## Aim
Omit the pictures, please, and give each record below again exactly.
....
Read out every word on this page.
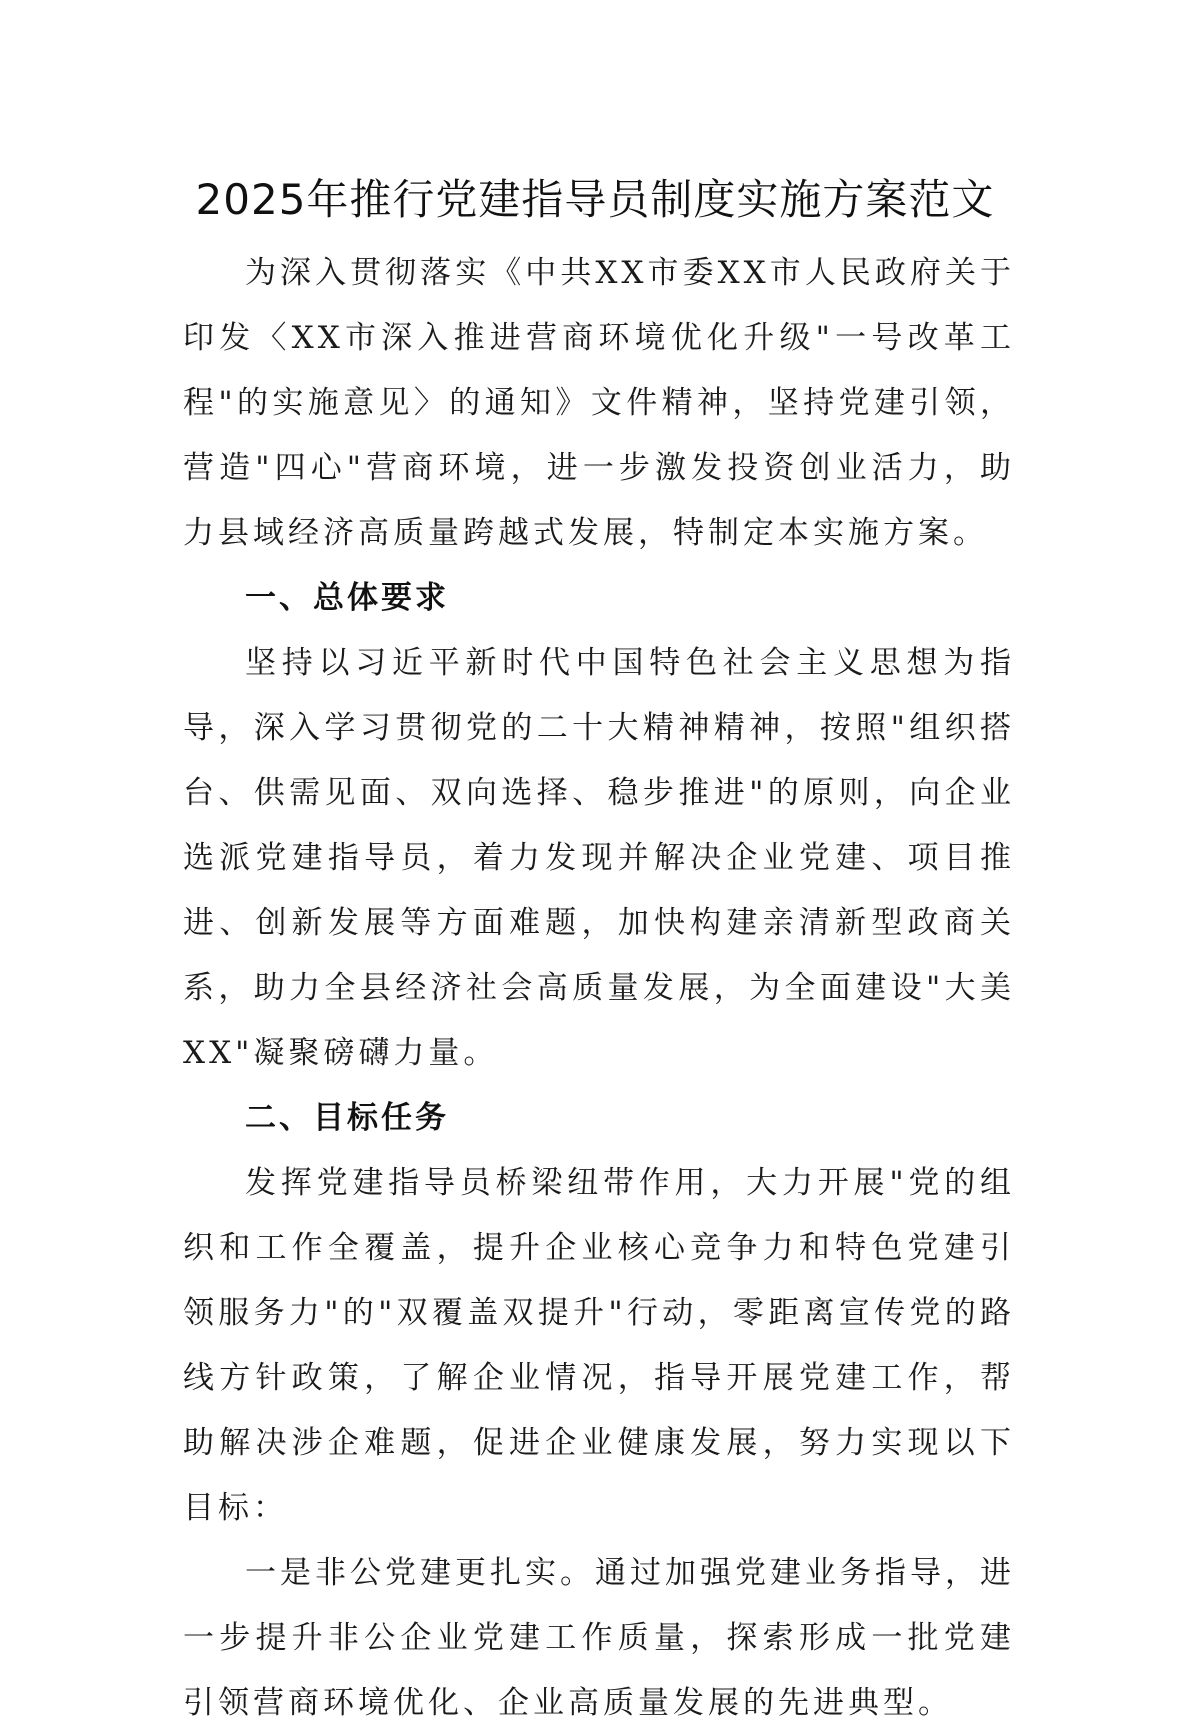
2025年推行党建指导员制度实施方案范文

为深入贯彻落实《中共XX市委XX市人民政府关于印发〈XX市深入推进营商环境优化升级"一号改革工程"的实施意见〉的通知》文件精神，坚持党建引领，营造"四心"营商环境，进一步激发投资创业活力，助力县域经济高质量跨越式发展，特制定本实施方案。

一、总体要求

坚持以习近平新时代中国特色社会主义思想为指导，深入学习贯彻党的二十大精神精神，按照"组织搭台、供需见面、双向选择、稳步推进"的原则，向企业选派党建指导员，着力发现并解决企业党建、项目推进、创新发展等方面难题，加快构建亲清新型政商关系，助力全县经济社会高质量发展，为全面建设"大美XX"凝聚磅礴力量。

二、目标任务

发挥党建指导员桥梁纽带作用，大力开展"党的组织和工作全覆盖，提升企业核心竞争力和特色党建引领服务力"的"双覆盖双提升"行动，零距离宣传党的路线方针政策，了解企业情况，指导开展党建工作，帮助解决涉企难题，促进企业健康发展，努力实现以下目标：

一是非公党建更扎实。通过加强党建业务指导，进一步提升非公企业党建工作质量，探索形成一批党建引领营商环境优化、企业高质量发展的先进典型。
....
## Reply to the task
Read out every word on this page.
2025年推行党建指导员制度实施方案范文

为深入贯彻落实《中共XX市委XX市人民政府关于印发〈XX市深入推进营商环境优化升级"一号改革工程"的实施意见〉的通知》文件精神，坚持党建引领，营造"四心"营商环境，进一步激发投资创业活力，助力县域经济高质量跨越式发展，特制定本实施方案。

一、总体要求

坚持以习近平新时代中国特色社会主义思想为指导，深入学习贯彻党的二十大精神精神，按照"组织搭台、供需见面、双向选择、稳步推进"的原则，向企业选派党建指导员，着力发现并解决企业党建、项目推进、创新发展等方面难题，加快构建亲清新型政商关系，助力全县经济社会高质量发展，为全面建设"大美XX"凝聚磅礴力量。

二、目标任务

发挥党建指导员桥梁纽带作用，大力开展"党的组织和工作全覆盖，提升企业核心竞争力和特色党建引领服务力"的"双覆盖双提升"行动，零距离宣传党的路线方针政策，了解企业情况，指导开展党建工作，帮助解决涉企难题，促进企业健康发展，努力实现以下目标：

一是非公党建更扎实。通过加强党建业务指导，进一步提升非公企业党建工作质量，探索形成一批党建引领营商环境优化、企业高质量发展的先进典型。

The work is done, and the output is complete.